- What you are asked to do: Work through the data and report how many lines include the string "Naam", giving the number alone.

- Data excerpts:

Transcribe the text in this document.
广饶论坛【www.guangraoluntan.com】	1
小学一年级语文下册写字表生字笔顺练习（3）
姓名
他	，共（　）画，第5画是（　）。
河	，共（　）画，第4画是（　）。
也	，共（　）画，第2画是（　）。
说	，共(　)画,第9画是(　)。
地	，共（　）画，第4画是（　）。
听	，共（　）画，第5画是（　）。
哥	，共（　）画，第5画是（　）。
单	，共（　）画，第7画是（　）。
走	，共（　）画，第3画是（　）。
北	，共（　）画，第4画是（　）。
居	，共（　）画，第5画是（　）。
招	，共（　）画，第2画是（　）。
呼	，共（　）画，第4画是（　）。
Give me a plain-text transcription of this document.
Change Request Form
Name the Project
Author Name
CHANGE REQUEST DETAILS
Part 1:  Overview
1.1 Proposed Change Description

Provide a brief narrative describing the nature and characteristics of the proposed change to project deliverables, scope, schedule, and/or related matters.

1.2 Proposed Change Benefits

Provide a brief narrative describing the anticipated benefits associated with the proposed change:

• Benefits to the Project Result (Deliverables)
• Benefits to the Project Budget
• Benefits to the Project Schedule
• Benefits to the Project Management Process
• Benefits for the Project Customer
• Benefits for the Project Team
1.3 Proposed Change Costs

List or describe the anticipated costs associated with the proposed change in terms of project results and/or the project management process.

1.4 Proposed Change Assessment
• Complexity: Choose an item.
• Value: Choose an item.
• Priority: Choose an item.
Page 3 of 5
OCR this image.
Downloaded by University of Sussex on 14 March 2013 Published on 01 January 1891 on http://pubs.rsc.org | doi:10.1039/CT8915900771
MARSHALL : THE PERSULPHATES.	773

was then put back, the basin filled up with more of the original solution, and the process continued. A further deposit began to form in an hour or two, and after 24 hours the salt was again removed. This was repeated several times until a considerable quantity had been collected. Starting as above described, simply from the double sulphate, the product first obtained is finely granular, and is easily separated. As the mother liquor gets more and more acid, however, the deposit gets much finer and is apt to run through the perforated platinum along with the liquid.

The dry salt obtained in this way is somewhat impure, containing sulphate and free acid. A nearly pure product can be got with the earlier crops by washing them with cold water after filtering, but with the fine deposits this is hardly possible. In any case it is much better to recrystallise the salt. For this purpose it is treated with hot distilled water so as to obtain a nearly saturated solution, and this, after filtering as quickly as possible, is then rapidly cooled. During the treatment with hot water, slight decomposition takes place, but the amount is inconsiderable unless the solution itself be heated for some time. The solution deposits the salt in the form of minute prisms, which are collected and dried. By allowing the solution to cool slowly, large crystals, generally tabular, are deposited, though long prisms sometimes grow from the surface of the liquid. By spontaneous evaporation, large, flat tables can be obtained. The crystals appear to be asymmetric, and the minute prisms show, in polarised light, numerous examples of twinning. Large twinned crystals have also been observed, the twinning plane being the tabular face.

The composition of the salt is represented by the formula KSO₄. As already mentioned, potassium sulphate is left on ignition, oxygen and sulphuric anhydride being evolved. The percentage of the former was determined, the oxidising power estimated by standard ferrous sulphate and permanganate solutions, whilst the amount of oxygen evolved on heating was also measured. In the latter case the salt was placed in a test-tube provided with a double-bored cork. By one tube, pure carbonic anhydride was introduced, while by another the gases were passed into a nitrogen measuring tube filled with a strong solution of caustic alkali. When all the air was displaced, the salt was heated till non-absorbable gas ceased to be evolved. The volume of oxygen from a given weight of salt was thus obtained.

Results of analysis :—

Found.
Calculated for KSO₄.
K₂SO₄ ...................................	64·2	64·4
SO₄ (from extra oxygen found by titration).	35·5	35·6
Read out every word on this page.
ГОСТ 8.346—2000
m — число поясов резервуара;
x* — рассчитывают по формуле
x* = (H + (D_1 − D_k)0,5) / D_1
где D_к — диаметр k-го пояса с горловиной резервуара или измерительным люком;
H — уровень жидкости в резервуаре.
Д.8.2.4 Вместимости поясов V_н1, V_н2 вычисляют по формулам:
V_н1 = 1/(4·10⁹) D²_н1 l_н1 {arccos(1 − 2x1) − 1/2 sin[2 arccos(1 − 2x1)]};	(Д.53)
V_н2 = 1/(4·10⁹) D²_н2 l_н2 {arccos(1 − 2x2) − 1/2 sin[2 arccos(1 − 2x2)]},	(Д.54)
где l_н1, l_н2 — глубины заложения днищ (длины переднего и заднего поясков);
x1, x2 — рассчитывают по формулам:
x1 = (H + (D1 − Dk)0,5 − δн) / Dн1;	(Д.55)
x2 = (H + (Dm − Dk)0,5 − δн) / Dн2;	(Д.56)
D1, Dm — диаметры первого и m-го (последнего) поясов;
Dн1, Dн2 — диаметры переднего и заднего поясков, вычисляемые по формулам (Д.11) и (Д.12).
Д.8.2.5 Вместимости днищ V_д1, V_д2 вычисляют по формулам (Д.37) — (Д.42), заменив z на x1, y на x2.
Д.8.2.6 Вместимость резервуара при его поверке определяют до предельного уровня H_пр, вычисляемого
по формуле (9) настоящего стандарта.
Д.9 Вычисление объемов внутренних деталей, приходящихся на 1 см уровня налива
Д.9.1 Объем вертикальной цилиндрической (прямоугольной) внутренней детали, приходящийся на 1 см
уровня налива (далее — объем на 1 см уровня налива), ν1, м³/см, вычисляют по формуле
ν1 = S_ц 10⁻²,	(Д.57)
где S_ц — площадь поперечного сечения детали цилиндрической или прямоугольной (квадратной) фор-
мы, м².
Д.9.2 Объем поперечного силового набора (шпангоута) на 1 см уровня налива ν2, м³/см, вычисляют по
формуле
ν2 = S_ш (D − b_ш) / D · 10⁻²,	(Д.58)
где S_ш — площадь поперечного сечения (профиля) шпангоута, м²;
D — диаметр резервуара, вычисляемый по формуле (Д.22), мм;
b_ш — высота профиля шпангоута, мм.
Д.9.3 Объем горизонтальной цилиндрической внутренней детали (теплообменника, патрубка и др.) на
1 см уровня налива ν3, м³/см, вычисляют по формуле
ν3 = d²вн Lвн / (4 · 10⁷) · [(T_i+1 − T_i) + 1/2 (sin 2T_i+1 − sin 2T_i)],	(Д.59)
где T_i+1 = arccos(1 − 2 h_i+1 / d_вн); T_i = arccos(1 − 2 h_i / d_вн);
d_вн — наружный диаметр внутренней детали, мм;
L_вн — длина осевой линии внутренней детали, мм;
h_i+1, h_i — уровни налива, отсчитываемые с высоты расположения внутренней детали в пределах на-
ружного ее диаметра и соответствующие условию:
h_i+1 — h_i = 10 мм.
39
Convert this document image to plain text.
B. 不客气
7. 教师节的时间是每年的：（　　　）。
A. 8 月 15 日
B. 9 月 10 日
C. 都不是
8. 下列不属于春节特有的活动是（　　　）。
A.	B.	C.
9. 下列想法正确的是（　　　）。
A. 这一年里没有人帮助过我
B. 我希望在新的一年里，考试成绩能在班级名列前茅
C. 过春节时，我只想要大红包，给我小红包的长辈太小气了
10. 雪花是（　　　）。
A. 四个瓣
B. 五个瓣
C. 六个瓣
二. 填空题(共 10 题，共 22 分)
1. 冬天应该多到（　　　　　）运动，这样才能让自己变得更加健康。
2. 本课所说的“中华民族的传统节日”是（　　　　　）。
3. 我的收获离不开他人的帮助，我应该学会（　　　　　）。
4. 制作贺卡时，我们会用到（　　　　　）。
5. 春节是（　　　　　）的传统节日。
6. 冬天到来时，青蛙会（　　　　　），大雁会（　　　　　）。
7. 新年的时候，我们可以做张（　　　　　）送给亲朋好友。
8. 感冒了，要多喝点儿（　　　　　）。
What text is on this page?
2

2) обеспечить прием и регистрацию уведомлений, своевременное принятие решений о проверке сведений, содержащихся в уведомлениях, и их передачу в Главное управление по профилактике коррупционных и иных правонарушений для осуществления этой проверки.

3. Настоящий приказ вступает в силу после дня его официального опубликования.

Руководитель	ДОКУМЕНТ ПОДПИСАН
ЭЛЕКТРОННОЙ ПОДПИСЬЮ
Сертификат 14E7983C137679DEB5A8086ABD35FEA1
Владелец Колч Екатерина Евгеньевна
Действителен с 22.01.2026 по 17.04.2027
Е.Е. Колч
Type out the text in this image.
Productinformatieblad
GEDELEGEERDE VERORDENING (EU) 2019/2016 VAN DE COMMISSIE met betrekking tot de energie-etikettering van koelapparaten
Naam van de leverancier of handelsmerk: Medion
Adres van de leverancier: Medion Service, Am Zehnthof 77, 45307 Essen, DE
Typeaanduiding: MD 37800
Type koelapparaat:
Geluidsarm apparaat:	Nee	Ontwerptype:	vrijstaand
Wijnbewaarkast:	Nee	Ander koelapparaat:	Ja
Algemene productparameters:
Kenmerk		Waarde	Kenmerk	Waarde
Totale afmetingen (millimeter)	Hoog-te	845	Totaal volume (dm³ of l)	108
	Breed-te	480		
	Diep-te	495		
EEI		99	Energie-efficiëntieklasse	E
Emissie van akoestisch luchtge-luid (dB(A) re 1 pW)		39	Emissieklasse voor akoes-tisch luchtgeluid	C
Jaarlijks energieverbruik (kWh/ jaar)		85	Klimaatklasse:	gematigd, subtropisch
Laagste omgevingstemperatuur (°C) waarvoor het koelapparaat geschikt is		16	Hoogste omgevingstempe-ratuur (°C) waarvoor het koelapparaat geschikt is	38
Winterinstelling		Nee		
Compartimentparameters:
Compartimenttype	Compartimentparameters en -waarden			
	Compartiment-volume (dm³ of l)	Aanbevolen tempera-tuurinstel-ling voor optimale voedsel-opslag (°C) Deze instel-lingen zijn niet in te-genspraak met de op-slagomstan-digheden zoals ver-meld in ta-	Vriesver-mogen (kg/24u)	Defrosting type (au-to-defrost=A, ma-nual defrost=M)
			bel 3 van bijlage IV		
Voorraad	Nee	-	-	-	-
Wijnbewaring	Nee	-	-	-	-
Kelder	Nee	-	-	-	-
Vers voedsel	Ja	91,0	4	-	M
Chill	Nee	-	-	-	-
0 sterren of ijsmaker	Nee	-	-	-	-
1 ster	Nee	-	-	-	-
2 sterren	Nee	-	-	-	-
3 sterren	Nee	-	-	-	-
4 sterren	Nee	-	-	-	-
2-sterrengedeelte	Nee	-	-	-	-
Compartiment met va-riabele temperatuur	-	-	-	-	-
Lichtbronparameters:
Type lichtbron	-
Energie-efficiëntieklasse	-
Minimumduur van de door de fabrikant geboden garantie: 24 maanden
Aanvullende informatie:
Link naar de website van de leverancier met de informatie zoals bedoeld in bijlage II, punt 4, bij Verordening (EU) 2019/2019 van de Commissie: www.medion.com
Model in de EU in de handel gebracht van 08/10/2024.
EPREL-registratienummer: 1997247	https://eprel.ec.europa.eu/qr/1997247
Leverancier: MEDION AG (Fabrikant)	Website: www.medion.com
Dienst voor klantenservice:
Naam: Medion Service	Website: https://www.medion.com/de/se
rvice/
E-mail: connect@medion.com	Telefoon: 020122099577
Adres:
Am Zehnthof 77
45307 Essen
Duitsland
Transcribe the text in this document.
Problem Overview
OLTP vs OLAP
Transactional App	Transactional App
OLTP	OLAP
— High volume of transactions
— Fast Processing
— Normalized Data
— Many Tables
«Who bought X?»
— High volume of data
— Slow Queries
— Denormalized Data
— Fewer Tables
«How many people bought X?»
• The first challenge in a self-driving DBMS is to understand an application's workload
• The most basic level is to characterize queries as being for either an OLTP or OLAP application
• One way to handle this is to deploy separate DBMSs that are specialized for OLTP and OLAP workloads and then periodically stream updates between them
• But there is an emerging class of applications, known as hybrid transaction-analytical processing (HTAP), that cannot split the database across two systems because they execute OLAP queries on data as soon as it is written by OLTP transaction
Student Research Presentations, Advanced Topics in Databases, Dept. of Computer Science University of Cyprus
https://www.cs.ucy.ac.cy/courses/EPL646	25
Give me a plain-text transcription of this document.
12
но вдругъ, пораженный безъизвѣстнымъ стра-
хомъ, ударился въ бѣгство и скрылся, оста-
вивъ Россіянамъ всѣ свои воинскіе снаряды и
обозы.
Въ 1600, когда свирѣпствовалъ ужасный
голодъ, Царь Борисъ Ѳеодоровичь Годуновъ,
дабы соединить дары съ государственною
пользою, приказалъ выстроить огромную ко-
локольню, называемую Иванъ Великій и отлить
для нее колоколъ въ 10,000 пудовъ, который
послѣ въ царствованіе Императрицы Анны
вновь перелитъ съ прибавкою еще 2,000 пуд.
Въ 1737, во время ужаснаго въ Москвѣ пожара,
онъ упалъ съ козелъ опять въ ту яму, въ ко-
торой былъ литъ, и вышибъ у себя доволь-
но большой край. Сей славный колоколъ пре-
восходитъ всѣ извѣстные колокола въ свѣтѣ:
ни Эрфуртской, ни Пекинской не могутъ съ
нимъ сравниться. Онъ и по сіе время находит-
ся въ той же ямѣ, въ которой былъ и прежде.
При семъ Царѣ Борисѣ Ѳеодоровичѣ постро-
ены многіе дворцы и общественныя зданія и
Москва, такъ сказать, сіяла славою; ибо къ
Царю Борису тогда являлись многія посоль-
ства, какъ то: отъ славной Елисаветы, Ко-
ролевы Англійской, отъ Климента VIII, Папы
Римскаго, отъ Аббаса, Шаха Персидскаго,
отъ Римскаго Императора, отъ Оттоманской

- Full answer: 2